Go through the records underneath and write each one out again exactly.
::: Given records :::
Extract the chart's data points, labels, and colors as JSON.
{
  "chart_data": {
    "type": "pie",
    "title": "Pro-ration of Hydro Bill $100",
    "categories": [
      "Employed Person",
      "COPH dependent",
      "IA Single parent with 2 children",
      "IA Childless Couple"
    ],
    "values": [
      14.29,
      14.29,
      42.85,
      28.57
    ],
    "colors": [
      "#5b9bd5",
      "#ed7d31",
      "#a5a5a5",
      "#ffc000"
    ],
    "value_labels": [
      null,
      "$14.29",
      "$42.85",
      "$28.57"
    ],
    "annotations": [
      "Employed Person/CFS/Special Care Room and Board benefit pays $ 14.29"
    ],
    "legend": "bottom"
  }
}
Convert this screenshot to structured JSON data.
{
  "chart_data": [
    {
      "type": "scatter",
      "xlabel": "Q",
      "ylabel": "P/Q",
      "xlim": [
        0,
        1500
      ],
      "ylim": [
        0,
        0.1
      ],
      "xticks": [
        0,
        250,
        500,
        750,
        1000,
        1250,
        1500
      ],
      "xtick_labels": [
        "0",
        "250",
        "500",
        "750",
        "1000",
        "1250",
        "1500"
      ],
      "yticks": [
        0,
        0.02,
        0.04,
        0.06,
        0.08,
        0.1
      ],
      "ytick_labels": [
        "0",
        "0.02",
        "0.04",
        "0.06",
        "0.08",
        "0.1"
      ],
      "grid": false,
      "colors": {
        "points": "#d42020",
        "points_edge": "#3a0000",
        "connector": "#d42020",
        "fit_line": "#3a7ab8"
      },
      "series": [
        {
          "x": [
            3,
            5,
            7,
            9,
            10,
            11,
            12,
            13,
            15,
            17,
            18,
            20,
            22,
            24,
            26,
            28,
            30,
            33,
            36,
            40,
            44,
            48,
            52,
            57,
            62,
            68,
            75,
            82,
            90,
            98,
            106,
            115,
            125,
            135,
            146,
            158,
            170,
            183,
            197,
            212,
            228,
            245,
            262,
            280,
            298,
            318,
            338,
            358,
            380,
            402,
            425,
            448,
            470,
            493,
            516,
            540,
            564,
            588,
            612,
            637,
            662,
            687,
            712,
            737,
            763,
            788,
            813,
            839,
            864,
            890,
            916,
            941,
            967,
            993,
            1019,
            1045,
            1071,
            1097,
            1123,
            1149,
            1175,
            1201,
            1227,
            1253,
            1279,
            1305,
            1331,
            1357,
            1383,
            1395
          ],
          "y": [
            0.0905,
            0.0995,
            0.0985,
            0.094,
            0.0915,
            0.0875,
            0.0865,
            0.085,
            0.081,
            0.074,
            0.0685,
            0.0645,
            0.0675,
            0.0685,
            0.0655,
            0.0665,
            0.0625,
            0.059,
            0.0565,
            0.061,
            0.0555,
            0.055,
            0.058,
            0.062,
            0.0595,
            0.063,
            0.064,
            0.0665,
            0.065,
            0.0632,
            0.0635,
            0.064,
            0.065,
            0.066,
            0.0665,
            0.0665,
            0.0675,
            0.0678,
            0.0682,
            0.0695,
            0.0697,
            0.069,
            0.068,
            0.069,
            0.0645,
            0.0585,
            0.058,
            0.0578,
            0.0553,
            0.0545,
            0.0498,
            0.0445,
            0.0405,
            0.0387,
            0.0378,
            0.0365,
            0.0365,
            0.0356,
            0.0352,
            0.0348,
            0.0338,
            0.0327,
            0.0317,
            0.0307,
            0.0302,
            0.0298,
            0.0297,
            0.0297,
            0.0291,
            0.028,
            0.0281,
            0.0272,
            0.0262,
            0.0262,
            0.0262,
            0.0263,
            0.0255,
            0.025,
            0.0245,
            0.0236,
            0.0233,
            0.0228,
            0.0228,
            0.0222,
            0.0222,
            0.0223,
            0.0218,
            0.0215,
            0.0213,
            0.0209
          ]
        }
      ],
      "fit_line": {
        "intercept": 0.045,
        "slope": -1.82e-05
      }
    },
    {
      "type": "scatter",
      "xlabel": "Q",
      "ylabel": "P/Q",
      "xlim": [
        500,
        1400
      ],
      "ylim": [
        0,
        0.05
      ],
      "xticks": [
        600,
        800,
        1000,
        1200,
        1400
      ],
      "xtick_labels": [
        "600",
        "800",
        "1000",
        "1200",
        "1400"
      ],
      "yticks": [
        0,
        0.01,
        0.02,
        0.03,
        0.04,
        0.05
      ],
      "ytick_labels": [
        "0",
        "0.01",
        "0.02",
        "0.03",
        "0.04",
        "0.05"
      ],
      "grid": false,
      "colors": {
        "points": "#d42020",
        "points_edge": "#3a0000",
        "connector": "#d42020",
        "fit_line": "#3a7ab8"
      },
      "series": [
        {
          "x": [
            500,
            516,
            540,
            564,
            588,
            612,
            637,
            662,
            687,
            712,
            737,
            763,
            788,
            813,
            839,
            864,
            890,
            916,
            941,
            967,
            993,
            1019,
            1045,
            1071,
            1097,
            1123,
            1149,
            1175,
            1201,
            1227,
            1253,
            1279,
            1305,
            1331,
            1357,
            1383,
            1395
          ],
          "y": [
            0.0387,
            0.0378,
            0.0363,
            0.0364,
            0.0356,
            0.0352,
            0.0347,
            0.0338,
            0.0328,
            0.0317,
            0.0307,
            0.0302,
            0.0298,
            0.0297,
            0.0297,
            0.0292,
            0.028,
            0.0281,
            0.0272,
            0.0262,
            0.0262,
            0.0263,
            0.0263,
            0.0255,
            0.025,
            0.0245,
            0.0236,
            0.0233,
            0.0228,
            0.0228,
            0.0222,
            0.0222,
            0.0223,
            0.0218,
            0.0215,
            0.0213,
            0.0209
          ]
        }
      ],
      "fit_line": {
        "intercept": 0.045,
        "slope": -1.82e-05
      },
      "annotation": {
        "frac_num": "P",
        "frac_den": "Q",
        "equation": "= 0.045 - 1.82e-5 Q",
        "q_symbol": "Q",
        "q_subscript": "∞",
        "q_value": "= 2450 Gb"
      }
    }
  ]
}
:::
__Response__
Extract the chart's data points, labels, and colors as JSON.
{
  "chart_data": {
    "type": "pie",
    "title": "Pro-ration of Hydro Bill $100",
    "categories": [
      "Employed Person",
      "COPH dependent",
      "IA Single parent with 2 children",
      "IA Childless Couple"
    ],
    "values": [
      14.29,
      14.29,
      42.85,
      28.57
    ],
    "colors": [
      "#5b9bd5",
      "#ed7d31",
      "#a5a5a5",
      "#ffc000"
    ],
    "value_labels": [
      null,
      "$14.29",
      "$42.85",
      "$28.57"
    ],
    "annotations": [
      "Employed Person/CFS/Special Care Room and Board benefit pays $ 14.29"
    ],
    "legend": "bottom"
  }
}
Convert this screenshot to structured JSON data.
{
  "chart_data": [
    {
      "type": "scatter",
      "xlabel": "Q",
      "ylabel": "P/Q",
      "xlim": [
        0,
        1500
      ],
      "ylim": [
        0,
        0.1
      ],
      "xticks": [
        0,
        250,
        500,
        750,
        1000,
        1250,
        1500
      ],
      "xtick_labels": [
        "0",
        "250",
        "500",
        "750",
        "1000",
        "1250",
        "1500"
      ],
      "yticks": [
        0,
        0.02,
        0.04,
        0.06,
        0.08,
        0.1
      ],
      "ytick_labels": [
        "0",
        "0.02",
        "0.04",
        "0.06",
        "0.08",
        "0.1"
      ],
      "grid": false,
      "colors": {
        "points": "#d42020",
        "points_edge": "#3a0000",
        "connector": "#d42020",
        "fit_line": "#3a7ab8"
      },
      "series": [
        {
          "x": [
            3,
            5,
            7,
            9,
            10,
            11,
            12,
            13,
            15,
            17,
            18,
            20,
            22,
            24,
            26,
            28,
            30,
            33,
            36,
            40,
            44,
            48,
            52,
            57,
            62,
            68,
            75,
            82,
            90,
            98,
            106,
            115,
            125,
            135,
            146,
            158,
            170,
            183,
            197,
            212,
            228,
            245,
            262,
            280,
            298,
            318,
            338,
            358,
            380,
            402,
            425,
            448,
            470,
            493,
            516,
            540,
            564,
            588,
            612,
            637,
            662,
            687,
            712,
            737,
            763,
            788,
            813,
            839,
            864,
            890,
            916,
            941,
            967,
            993,
            1019,
            1045,
            1071,
            1097,
            1123,
            1149,
            1175,
            1201,
            1227,
            1253,
            1279,
            1305,
            1331,
            1357,
            1383,
            1395
          ],
          "y": [
            0.0905,
            0.0995,
            0.0985,
            0.094,
            0.0915,
            0.0875,
            0.0865,
            0.085,
            0.081,
            0.074,
            0.0685,
            0.0645,
            0.0675,
            0.0685,
            0.0655,
            0.0665,
            0.0625,
            0.059,
            0.0565,
            0.061,
            0.0555,
            0.055,
            0.058,
            0.062,
            0.0595,
            0.063,
            0.064,
            0.0665,
            0.065,
            0.0632,
            0.0635,
            0.064,
            0.065,
            0.066,
            0.0665,
            0.0665,
            0.0675,
            0.0678,
            0.0682,
            0.0695,
            0.0697,
            0.069,
            0.068,
            0.069,
            0.0645,
            0.0585,
            0.058,
            0.0578,
            0.0553,
            0.0545,
            0.0498,
            0.0445,
            0.0405,
            0.0387,
            0.0378,
            0.0365,
            0.0365,
            0.0356,
            0.0352,
            0.0348,
            0.0338,
            0.0327,
            0.0317,
            0.0307,
            0.0302,
            0.0298,
            0.0297,
            0.0297,
            0.0291,
            0.028,
            0.0281,
            0.0272,
            0.0262,
            0.0262,
            0.0262,
            0.0263,
            0.0255,
            0.025,
            0.0245,
            0.0236,
            0.0233,
            0.0228,
            0.0228,
            0.0222,
            0.0222,
            0.0223,
            0.0218,
            0.0215,
            0.0213,
            0.0209
          ]
        }
      ],
      "fit_line": {
        "intercept": 0.045,
        "slope": -1.82e-05
      }
    },
    {
      "type": "scatter",
      "xlabel": "Q",
      "ylabel": "P/Q",
      "xlim": [
        500,
        1400
      ],
      "ylim": [
        0,
        0.05
      ],
      "xticks": [
        600,
        800,
        1000,
        1200,
        1400
      ],
      "xtick_labels": [
        "600",
        "800",
        "1000",
        "1200",
        "1400"
      ],
      "yticks": [
        0,
        0.01,
        0.02,
        0.03,
        0.04,
        0.05
      ],
      "ytick_labels": [
        "0",
        "0.01",
        "0.02",
        "0.03",
        "0.04",
        "0.05"
      ],
      "grid": false,
      "colors": {
        "points": "#d42020",
        "points_edge": "#3a0000",
        "connector": "#d42020",
        "fit_line": "#3a7ab8"
      },
      "series": [
        {
          "x": [
            500,
            516,
            540,
            564,
            588,
            612,
            637,
            662,
            687,
            712,
            737,
            763,
            788,
            813,
            839,
            864,
            890,
            916,
            941,
            967,
            993,
            1019,
            1045,
            1071,
            1097,
            1123,
            1149,
            1175,
            1201,
            1227,
            1253,
            1279,
            1305,
            1331,
            1357,
            1383,
            1395
          ],
          "y": [
            0.0387,
            0.0378,
            0.0363,
            0.0364,
            0.0356,
            0.0352,
            0.0347,
            0.0338,
            0.0328,
            0.0317,
            0.0307,
            0.0302,
            0.0298,
            0.0297,
            0.0297,
            0.0292,
            0.028,
            0.0281,
            0.0272,
            0.0262,
            0.0262,
            0.0263,
            0.0263,
            0.0255,
            0.025,
            0.0245,
            0.0236,
            0.0233,
            0.0228,
            0.0228,
            0.0222,
            0.0222,
            0.0223,
            0.0218,
            0.0215,
            0.0213,
            0.0209
          ]
        }
      ],
      "fit_line": {
        "intercept": 0.045,
        "slope": -1.82e-05
      },
      "annotation": {
        "frac_num": "P",
        "frac_den": "Q",
        "equation": "= 0.045 - 1.82e-5 Q",
        "q_symbol": "Q",
        "q_subscript": "∞",
        "q_value": "= 2450 Gb"
      }
    }
  ]
}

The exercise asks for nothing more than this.